Saved data entries:
···
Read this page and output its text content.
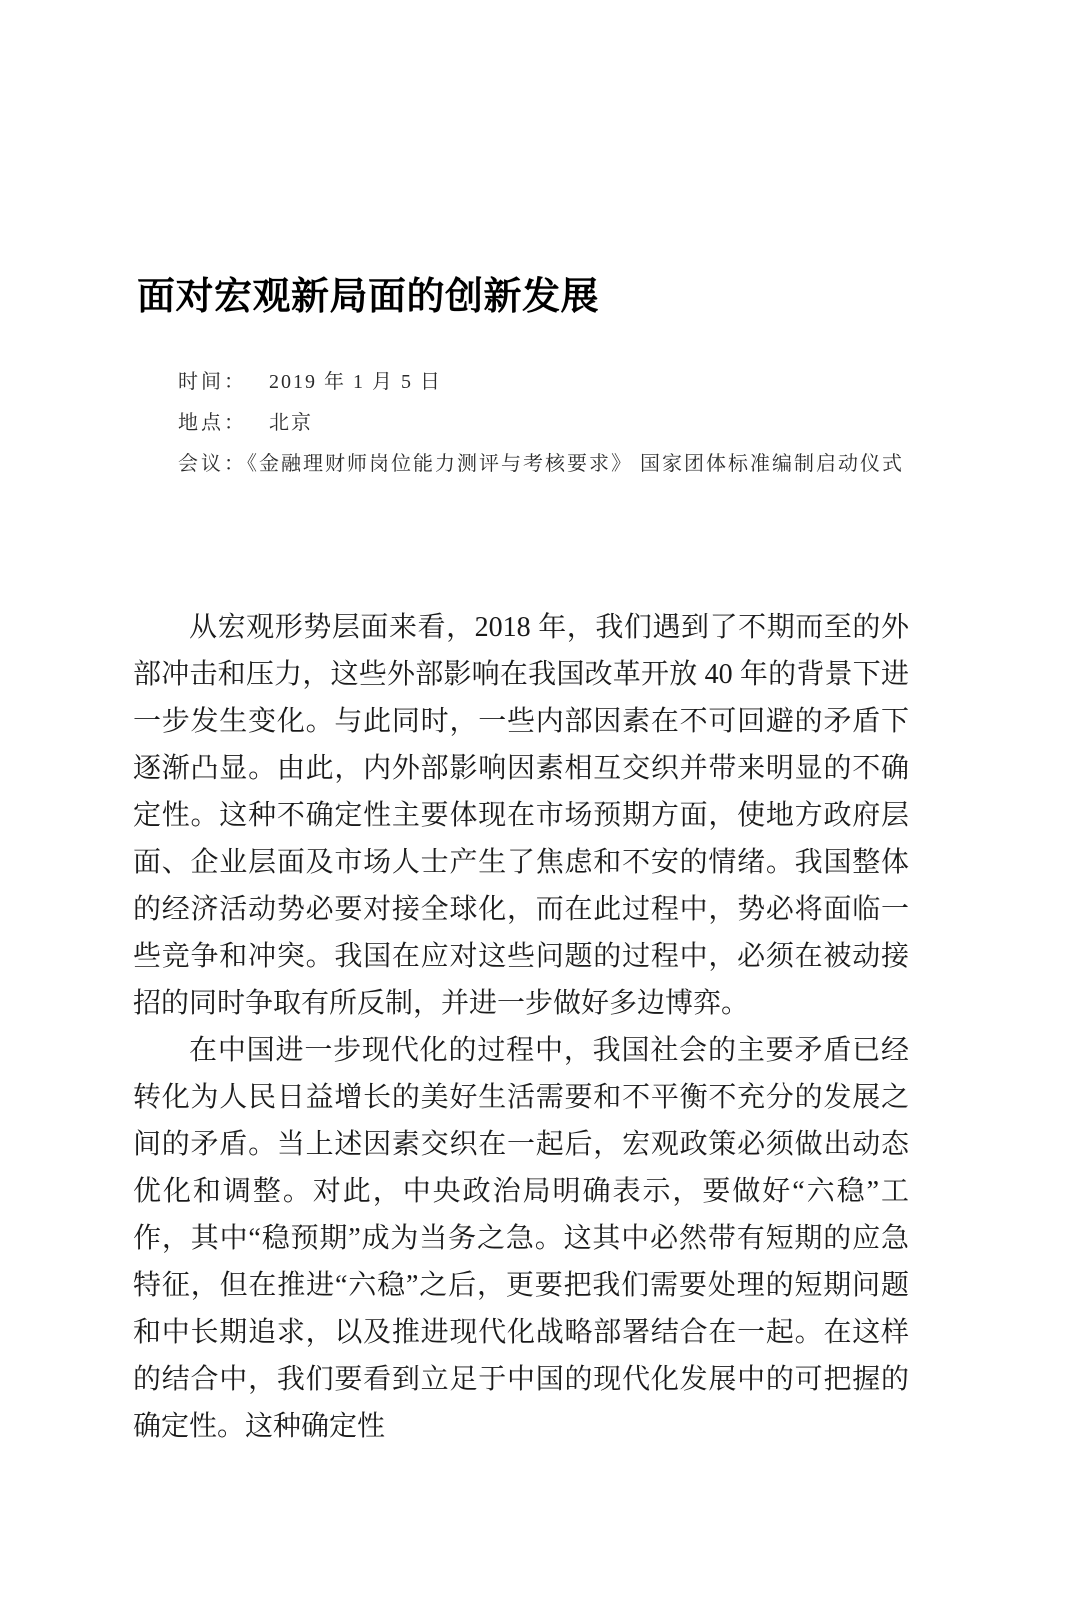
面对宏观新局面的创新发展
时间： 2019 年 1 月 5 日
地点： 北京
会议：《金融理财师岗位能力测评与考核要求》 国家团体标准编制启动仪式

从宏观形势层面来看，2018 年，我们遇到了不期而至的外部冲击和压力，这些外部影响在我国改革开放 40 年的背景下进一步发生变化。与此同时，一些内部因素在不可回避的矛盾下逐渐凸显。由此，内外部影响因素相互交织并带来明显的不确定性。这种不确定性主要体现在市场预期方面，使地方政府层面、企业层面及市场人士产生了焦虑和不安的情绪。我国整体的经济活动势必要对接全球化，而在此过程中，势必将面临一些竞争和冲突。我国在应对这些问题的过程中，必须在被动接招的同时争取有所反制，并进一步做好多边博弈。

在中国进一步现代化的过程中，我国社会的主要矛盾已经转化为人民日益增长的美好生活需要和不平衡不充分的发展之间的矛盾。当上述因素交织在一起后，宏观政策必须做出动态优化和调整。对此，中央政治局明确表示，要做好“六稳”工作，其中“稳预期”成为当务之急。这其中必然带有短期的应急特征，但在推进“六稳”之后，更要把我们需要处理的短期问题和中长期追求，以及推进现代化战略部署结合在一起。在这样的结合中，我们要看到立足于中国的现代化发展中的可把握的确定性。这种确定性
···
*Problem to solve:* Copy out all the data exactly; skip the pictures.

*Exercise response:*
Read this page and output its text content.
面对宏观新局面的创新发展
时间： 2019 年 1 月 5 日
地点： 北京
会议：《金融理财师岗位能力测评与考核要求》 国家团体标准编制启动仪式

从宏观形势层面来看，2018 年，我们遇到了不期而至的外部冲击和压力，这些外部影响在我国改革开放 40 年的背景下进一步发生变化。与此同时，一些内部因素在不可回避的矛盾下逐渐凸显。由此，内外部影响因素相互交织并带来明显的不确定性。这种不确定性主要体现在市场预期方面，使地方政府层面、企业层面及市场人士产生了焦虑和不安的情绪。我国整体的经济活动势必要对接全球化，而在此过程中，势必将面临一些竞争和冲突。我国在应对这些问题的过程中，必须在被动接招的同时争取有所反制，并进一步做好多边博弈。

在中国进一步现代化的过程中，我国社会的主要矛盾已经转化为人民日益增长的美好生活需要和不平衡不充分的发展之间的矛盾。当上述因素交织在一起后，宏观政策必须做出动态优化和调整。对此，中央政治局明确表示，要做好“六稳”工作，其中“稳预期”成为当务之急。这其中必然带有短期的应急特征，但在推进“六稳”之后，更要把我们需要处理的短期问题和中长期追求，以及推进现代化战略部署结合在一起。在这样的结合中，我们要看到立足于中国的现代化发展中的可把握的确定性。这种确定性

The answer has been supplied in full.